╭─ SUPPLIED DATA
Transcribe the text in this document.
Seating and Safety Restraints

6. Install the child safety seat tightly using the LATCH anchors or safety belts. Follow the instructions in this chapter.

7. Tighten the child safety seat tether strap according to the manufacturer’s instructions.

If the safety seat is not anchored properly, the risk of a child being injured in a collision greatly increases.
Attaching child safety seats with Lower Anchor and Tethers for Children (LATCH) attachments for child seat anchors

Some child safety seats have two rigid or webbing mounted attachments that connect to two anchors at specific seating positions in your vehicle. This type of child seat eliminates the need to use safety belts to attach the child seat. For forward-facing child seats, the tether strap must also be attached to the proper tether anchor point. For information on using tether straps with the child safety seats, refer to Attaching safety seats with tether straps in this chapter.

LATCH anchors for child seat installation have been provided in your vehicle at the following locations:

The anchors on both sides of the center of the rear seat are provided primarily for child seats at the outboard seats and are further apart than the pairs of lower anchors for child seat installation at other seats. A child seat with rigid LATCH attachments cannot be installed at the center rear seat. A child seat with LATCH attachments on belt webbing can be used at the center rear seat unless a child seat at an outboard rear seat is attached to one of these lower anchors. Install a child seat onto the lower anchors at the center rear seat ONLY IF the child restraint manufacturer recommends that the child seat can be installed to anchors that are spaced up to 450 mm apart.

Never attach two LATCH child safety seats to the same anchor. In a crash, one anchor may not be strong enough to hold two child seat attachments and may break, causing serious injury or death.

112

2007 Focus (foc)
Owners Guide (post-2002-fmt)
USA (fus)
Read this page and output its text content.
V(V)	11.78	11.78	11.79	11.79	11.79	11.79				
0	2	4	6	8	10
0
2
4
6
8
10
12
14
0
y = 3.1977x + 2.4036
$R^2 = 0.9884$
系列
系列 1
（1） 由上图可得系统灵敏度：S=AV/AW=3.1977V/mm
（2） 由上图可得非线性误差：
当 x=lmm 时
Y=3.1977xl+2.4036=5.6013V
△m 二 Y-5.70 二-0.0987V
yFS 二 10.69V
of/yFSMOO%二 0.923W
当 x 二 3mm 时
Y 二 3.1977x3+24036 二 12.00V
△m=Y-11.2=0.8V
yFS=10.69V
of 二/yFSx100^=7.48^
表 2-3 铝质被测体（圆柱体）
╰─
Go through the listing and copy all of it exactly.

Transcribe the text in this document.
Seating and Safety Restraints

6. Install the child safety seat tightly using the LATCH anchors or safety belts. Follow the instructions in this chapter.

7. Tighten the child safety seat tether strap according to the manufacturer’s instructions.

If the safety seat is not anchored properly, the risk of a child being injured in a collision greatly increases.
Attaching child safety seats with Lower Anchor and Tethers for Children (LATCH) attachments for child seat anchors

Some child safety seats have two rigid or webbing mounted attachments that connect to two anchors at specific seating positions in your vehicle. This type of child seat eliminates the need to use safety belts to attach the child seat. For forward-facing child seats, the tether strap must also be attached to the proper tether anchor point. For information on using tether straps with the child safety seats, refer to Attaching safety seats with tether straps in this chapter.

LATCH anchors for child seat installation have been provided in your vehicle at the following locations:

The anchors on both sides of the center of the rear seat are provided primarily for child seats at the outboard seats and are further apart than the pairs of lower anchors for child seat installation at other seats. A child seat with rigid LATCH attachments cannot be installed at the center rear seat. A child seat with LATCH attachments on belt webbing can be used at the center rear seat unless a child seat at an outboard rear seat is attached to one of these lower anchors. Install a child seat onto the lower anchors at the center rear seat ONLY IF the child restraint manufacturer recommends that the child seat can be installed to anchors that are spaced up to 450 mm apart.

Never attach two LATCH child safety seats to the same anchor. In a crash, one anchor may not be strong enough to hold two child seat attachments and may break, causing serious injury or death.

112

2007 Focus (foc)
Owners Guide (post-2002-fmt)
USA (fus)
Read this page and output its text content.
V(V)	11.78	11.78	11.79	11.79	11.79	11.79				
0	2	4	6	8	10
0
2
4
6
8
10
12
14
0
y = 3.1977x + 2.4036
$R^2 = 0.9884$
系列
系列 1
（1） 由上图可得系统灵敏度：S=AV/AW=3.1977V/mm
（2） 由上图可得非线性误差：
当 x=lmm 时
Y=3.1977xl+2.4036=5.6013V
△m 二 Y-5.70 二-0.0987V
yFS 二 10.69V
of/yFSMOO%二 0.923W
当 x 二 3mm 时
Y 二 3.1977x3+24036 二 12.00V
△m=Y-11.2=0.8V
yFS=10.69V
of 二/yFSx100^=7.48^
表 2-3 铝质被测体（圆柱体）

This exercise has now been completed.